> _WHAT YOU WILL DO_: Scan the data beneath this task and copy each line that includes "公园去分发问卷调查".

==============================

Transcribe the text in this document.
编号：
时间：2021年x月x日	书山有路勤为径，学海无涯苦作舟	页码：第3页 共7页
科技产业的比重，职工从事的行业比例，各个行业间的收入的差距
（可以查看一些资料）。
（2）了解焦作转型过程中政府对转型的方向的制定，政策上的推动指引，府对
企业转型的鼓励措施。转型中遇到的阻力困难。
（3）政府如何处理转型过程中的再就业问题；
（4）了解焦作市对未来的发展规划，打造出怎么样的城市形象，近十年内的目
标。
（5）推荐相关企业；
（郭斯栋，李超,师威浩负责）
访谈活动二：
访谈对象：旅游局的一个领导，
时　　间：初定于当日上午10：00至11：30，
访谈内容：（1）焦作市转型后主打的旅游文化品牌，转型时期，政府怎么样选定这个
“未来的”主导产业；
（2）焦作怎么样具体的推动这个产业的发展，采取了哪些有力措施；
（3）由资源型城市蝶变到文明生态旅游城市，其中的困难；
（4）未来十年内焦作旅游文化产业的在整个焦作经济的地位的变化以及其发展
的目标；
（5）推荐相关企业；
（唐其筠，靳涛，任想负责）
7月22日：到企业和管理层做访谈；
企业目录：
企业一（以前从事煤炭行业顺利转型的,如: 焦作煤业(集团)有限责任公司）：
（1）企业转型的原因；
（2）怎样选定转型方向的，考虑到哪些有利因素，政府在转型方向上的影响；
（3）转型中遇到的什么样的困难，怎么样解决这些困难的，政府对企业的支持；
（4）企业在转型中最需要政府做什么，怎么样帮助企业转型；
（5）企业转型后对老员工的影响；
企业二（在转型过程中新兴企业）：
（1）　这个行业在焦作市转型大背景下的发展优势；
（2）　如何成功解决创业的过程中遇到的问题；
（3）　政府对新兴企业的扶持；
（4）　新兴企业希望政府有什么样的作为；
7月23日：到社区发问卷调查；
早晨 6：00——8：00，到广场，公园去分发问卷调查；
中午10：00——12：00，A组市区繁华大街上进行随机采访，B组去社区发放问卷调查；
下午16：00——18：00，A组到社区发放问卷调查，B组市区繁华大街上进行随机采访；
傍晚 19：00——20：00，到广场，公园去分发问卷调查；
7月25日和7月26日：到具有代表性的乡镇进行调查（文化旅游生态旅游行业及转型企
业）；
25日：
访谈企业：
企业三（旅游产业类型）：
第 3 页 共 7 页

==============================

> _FINAL RESULT_:
早晨 6：00——8：00，到广场，公园去分发问卷调查；
傍晚 19：00——20：00，到广场，公园去分发问卷调查；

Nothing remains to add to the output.